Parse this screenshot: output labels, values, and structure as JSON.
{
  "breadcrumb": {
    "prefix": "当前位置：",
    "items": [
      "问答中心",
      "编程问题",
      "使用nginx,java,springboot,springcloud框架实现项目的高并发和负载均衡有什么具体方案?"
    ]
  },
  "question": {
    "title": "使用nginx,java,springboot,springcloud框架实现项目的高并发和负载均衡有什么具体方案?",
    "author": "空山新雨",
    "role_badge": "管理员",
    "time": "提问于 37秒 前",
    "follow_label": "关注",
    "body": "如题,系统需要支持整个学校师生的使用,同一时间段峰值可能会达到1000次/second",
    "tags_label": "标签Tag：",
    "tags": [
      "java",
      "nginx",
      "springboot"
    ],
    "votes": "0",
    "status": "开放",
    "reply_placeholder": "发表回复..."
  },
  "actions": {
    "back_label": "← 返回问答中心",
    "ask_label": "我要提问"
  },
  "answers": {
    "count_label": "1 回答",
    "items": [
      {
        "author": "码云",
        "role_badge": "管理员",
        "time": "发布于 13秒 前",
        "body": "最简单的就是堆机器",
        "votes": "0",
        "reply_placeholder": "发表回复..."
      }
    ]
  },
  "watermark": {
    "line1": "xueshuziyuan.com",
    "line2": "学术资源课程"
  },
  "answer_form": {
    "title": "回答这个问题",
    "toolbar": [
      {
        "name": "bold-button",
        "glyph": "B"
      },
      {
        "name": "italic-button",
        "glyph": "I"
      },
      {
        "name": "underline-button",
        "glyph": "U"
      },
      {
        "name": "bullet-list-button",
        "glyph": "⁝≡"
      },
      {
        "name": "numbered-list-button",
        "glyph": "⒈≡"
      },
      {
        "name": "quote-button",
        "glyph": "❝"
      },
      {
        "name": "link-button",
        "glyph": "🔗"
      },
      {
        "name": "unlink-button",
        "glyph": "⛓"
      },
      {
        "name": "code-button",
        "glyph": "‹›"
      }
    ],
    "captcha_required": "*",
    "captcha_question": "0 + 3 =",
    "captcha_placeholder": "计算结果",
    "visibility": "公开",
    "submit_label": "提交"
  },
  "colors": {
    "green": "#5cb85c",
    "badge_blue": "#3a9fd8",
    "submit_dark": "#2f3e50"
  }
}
———
◆ **EXERCISE REQUIREMENTS**
Your answer should be a single number: the count of lines in the listing that contain the word "springcloud框架实现项目的高并发和负载均衡有什么具体方案".

◆ **RESPONSE BELOW**
2